====== Supplied data

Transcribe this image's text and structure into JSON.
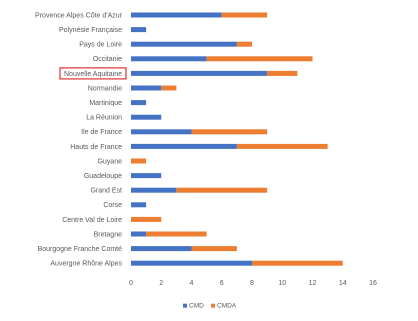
{
  "chart_data": {
    "type": "bar",
    "orientation": "horizontal",
    "stacked": true,
    "categories": [
      "Provence Alpes Côte d'Azur",
      "Polynésie Française",
      "Pays de Loire",
      "Occitanie",
      "Nouvelle Aquitaine",
      "Normandie",
      "Martinique",
      "La Réunion",
      "Ile de France",
      "Hauts de France",
      "Guyane",
      "Guadeloupe",
      "Grand Est",
      "Corse",
      "Centre Val de Loire",
      "Bretagne",
      "Bourgogne Franche Comté",
      "Auvergne Rhône Alpes"
    ],
    "series": [
      {
        "name": "CMD",
        "color": "#4472C4",
        "values": [
          6,
          1,
          7,
          5,
          9,
          2,
          1,
          2,
          4,
          7,
          0,
          2,
          3,
          1,
          0,
          1,
          4,
          8
        ]
      },
      {
        "name": "CMDA",
        "color": "#ED7D31",
        "values": [
          3,
          0,
          1,
          7,
          2,
          1,
          0,
          0,
          5,
          6,
          1,
          0,
          6,
          0,
          2,
          4,
          3,
          6
        ]
      }
    ],
    "highlighted_category": "Nouvelle Aquitaine",
    "highlight_color": "#E03030",
    "xlim": [
      0,
      16
    ],
    "xticks": [
      "0",
      "2",
      "4",
      "6",
      "8",
      "10",
      "12",
      "14",
      "16"
    ],
    "grid": false,
    "legend_position": "bottom"
  }
}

============

● What is asked:
Print each entry shown above with exact wording and no pictures.

● Answer to this exercise:
Transcribe this image's text and structure into JSON.
{
  "chart_data": {
    "type": "bar",
    "orientation": "horizontal",
    "stacked": true,
    "categories": [
      "Provence Alpes Côte d'Azur",
      "Polynésie Française",
      "Pays de Loire",
      "Occitanie",
      "Nouvelle Aquitaine",
      "Normandie",
      "Martinique",
      "La Réunion",
      "Ile de France",
      "Hauts de France",
      "Guyane",
      "Guadeloupe",
      "Grand Est",
      "Corse",
      "Centre Val de Loire",
      "Bretagne",
      "Bourgogne Franche Comté",
      "Auvergne Rhône Alpes"
    ],
    "series": [
      {
        "name": "CMD",
        "color": "#4472C4",
        "values": [
          6,
          1,
          7,
          5,
          9,
          2,
          1,
          2,
          4,
          7,
          0,
          2,
          3,
          1,
          0,
          1,
          4,
          8
        ]
      },
      {
        "name": "CMDA",
        "color": "#ED7D31",
        "values": [
          3,
          0,
          1,
          7,
          2,
          1,
          0,
          0,
          5,
          6,
          1,
          0,
          6,
          0,
          2,
          4,
          3,
          6
        ]
      }
    ],
    "highlighted_category": "Nouvelle Aquitaine",
    "highlight_color": "#E03030",
    "xlim": [
      0,
      16
    ],
    "xticks": [
      "0",
      "2",
      "4",
      "6",
      "8",
      "10",
      "12",
      "14",
      "16"
    ],
    "grid": false,
    "legend_position": "bottom"
  }
}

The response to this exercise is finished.